(Short problem) Check every line below for the string "relative", and copy the lines that contain it.

(Exercise inputs)
******************************
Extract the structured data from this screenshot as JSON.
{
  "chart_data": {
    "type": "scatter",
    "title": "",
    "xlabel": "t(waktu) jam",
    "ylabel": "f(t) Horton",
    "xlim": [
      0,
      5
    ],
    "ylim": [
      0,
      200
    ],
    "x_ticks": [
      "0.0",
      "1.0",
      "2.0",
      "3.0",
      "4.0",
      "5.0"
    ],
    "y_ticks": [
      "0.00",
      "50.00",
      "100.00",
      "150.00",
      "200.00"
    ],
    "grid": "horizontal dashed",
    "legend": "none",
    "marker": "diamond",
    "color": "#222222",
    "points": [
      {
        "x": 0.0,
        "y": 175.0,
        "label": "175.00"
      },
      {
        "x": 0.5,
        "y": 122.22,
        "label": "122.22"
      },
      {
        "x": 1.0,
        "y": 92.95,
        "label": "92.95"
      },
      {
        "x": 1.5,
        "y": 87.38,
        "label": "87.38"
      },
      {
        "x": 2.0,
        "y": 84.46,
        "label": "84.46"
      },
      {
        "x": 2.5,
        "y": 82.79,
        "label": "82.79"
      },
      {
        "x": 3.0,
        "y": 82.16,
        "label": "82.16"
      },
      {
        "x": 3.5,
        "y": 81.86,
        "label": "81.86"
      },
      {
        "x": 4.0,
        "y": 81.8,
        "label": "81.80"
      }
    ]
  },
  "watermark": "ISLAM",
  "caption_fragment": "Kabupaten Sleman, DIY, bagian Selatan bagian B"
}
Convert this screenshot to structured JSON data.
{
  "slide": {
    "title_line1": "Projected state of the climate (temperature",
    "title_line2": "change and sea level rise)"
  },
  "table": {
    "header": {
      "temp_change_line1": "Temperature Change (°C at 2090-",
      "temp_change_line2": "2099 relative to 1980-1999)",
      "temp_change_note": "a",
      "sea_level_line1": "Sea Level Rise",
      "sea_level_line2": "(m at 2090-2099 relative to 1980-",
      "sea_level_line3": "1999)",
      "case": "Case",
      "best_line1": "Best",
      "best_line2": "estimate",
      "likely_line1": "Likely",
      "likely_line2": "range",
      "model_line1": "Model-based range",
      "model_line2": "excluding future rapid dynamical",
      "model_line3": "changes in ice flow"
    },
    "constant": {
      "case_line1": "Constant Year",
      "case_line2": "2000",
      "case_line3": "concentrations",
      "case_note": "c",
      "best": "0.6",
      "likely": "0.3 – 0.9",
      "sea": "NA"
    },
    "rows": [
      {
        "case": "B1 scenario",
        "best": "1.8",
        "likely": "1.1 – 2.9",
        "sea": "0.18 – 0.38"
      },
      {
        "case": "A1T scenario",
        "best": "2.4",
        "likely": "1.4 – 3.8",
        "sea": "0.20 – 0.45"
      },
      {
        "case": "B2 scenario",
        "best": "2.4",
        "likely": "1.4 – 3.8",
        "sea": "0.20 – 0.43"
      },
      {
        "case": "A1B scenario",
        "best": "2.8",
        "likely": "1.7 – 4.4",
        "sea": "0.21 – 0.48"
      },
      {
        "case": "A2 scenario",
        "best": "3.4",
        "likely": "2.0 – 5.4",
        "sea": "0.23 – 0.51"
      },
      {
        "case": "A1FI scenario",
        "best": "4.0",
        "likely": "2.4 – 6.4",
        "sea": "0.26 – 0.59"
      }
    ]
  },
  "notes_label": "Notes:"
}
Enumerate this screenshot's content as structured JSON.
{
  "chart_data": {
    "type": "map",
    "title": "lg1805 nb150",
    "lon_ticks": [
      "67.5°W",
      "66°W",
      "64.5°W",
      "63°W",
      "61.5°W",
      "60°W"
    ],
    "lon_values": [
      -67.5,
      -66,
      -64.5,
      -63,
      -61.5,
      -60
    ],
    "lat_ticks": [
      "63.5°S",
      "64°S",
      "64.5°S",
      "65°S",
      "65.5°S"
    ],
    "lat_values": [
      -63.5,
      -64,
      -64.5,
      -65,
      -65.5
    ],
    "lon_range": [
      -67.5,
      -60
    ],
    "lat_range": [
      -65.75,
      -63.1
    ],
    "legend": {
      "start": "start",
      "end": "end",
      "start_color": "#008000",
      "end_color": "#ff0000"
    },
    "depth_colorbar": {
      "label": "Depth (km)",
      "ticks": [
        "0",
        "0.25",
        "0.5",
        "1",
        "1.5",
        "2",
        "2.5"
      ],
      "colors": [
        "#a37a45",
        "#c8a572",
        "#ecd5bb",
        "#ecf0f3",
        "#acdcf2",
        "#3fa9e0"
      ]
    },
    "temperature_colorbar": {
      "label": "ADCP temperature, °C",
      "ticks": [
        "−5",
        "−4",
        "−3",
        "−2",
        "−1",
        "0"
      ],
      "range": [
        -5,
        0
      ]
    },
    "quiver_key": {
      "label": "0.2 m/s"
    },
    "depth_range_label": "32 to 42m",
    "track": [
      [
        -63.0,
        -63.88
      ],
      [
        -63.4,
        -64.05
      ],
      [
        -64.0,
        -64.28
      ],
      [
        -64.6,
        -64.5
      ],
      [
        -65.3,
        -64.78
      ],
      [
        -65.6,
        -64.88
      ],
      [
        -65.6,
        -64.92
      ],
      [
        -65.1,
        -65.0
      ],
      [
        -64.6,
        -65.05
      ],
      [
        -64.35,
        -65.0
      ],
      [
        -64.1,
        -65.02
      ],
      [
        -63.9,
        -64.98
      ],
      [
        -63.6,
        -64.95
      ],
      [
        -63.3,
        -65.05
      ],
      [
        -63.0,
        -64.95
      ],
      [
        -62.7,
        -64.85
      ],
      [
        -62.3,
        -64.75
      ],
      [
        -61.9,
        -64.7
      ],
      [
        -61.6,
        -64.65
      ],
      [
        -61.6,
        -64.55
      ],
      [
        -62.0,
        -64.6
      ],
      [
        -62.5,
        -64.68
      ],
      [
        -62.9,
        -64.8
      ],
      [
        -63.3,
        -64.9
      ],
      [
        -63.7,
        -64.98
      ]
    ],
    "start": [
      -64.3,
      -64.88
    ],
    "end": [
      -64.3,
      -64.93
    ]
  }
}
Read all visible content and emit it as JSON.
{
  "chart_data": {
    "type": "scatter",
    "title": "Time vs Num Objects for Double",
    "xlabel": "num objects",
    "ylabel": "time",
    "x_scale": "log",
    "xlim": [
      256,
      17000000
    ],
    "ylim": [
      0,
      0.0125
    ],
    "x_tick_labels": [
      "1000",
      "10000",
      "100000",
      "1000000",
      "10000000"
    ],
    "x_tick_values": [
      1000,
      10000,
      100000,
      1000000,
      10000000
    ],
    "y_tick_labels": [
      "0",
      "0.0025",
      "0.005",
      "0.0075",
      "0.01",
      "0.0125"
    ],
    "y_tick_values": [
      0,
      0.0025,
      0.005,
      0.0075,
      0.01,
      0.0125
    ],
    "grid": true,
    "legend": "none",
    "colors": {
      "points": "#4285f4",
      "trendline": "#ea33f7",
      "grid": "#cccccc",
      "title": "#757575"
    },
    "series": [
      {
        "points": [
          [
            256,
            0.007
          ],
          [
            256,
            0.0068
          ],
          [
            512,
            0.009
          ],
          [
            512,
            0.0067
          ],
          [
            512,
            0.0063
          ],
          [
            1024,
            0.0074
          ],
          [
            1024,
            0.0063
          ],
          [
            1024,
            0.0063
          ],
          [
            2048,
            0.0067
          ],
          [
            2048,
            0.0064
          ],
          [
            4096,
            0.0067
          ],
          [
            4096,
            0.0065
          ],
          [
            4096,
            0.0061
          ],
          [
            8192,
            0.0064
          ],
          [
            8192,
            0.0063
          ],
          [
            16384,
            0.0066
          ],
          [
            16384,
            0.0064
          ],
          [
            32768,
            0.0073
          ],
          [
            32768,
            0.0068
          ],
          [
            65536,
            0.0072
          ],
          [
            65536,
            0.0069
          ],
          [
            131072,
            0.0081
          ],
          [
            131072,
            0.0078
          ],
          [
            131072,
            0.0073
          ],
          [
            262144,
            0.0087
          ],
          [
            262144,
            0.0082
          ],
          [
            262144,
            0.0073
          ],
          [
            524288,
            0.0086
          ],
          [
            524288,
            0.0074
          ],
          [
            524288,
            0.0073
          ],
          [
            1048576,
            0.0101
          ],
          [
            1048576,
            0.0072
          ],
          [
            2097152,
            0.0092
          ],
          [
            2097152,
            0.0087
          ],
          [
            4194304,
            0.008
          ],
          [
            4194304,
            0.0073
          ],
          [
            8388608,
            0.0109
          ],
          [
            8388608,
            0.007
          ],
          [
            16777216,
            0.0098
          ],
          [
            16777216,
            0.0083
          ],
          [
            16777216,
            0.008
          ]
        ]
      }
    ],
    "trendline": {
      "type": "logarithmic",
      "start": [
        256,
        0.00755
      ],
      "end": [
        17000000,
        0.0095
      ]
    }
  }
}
******************************
(The response)
      "temp_change_line2": "2099 relative to 1980-1999)",
      "sea_level_line2": "(m at 2090-2099 relative to 1980-",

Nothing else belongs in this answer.